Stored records
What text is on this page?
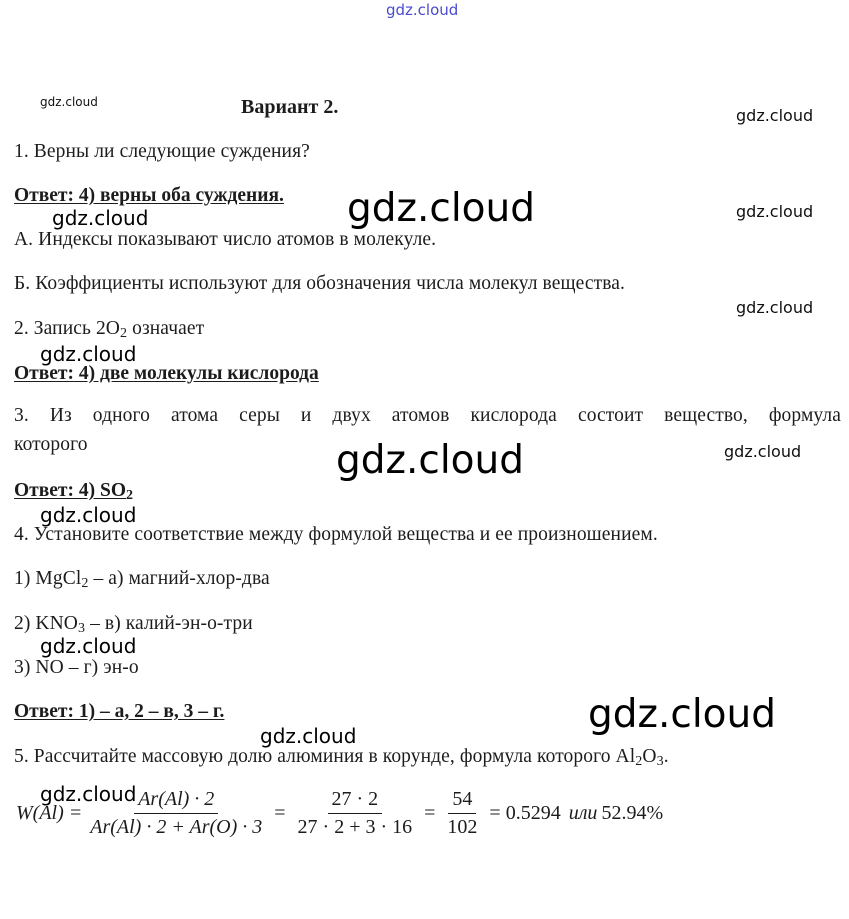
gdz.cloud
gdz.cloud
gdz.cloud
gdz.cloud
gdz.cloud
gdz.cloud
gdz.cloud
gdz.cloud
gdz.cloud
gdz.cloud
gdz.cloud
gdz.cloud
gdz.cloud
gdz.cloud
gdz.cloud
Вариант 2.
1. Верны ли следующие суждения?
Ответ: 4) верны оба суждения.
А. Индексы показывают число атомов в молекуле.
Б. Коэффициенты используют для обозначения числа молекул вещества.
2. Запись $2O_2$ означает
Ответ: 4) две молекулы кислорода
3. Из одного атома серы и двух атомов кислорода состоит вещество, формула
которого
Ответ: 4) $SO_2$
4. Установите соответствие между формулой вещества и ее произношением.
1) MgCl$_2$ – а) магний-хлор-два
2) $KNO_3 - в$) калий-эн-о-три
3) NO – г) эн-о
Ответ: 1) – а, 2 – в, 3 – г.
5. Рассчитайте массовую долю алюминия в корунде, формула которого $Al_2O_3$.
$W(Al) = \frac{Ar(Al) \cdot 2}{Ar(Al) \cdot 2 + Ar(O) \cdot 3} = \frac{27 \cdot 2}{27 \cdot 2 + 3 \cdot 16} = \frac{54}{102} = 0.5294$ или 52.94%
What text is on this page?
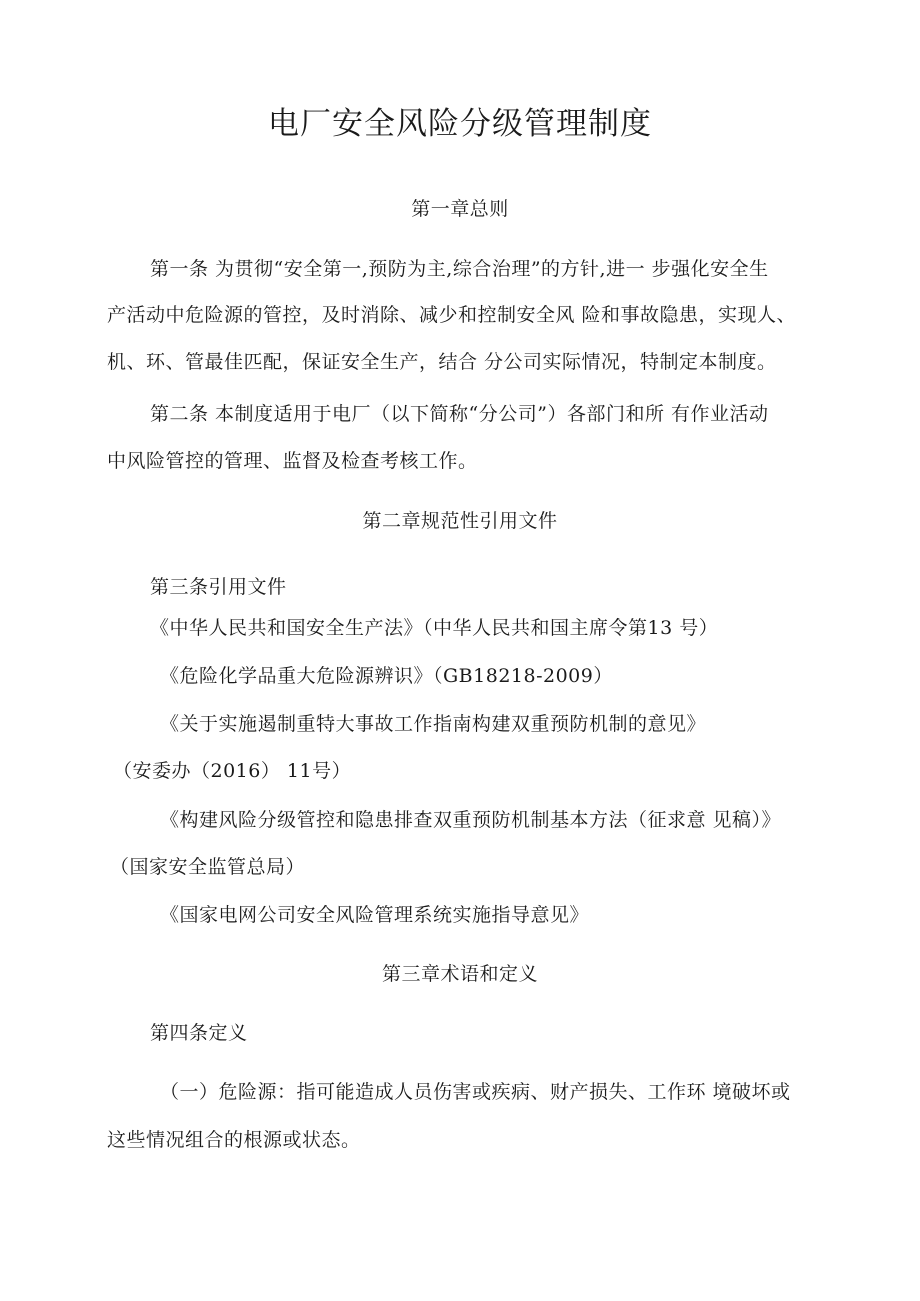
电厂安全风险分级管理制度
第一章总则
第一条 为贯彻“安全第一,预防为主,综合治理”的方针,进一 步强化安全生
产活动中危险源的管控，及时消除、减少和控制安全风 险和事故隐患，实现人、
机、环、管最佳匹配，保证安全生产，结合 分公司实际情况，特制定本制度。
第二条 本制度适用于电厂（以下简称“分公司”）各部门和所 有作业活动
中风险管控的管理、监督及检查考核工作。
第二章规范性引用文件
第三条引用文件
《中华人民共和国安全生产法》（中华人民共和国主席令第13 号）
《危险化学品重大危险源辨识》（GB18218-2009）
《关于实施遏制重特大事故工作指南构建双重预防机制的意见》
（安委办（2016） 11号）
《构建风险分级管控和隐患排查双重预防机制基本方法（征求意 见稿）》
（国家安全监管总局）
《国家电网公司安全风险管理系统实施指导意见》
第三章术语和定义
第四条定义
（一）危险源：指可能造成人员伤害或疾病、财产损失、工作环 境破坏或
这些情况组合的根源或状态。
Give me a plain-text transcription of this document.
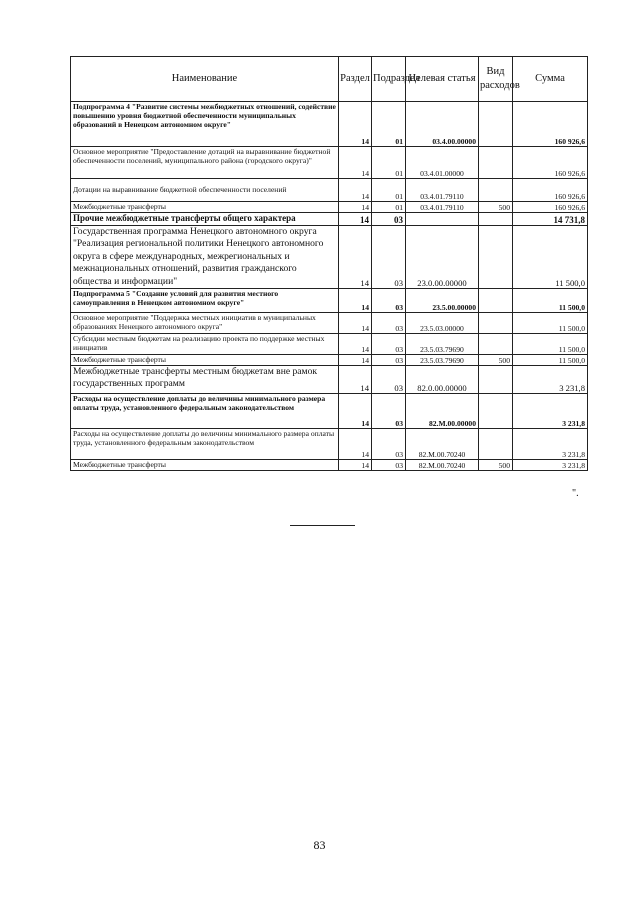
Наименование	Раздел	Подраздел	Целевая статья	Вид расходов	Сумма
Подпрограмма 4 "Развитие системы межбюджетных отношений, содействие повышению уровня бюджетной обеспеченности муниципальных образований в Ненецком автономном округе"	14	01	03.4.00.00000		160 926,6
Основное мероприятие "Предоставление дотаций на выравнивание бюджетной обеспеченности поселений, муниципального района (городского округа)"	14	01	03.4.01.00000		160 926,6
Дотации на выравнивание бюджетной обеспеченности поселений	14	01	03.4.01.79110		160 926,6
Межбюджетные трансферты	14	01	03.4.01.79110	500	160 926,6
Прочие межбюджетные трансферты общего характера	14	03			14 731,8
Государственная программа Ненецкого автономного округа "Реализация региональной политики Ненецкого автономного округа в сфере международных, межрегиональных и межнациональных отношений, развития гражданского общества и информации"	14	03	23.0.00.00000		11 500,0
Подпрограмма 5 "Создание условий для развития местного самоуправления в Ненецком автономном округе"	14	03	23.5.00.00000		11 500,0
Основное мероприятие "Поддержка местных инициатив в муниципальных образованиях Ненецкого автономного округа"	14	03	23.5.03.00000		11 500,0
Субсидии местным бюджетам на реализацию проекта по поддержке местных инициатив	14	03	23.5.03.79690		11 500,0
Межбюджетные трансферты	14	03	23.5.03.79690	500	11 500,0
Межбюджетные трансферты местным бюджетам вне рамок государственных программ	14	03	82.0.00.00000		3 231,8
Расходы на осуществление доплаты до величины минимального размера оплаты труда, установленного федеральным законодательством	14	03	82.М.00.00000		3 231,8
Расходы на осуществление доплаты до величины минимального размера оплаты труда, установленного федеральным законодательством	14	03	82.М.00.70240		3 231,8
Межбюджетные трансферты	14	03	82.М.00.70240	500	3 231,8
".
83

Task requirements:
Among the lines of the data, identify those with the word "осуществление". Copy each of them.

Reply to the exercise:
Расходы на осуществление доплаты до величины минимального размера оплаты труда, установленного федеральным законодательством	14	03	82.М.00.00000		3 231,8
Расходы на осуществление доплаты до величины минимального размера оплаты труда, установленного федеральным законодательством	14	03	82.М.00.70240		3 231,8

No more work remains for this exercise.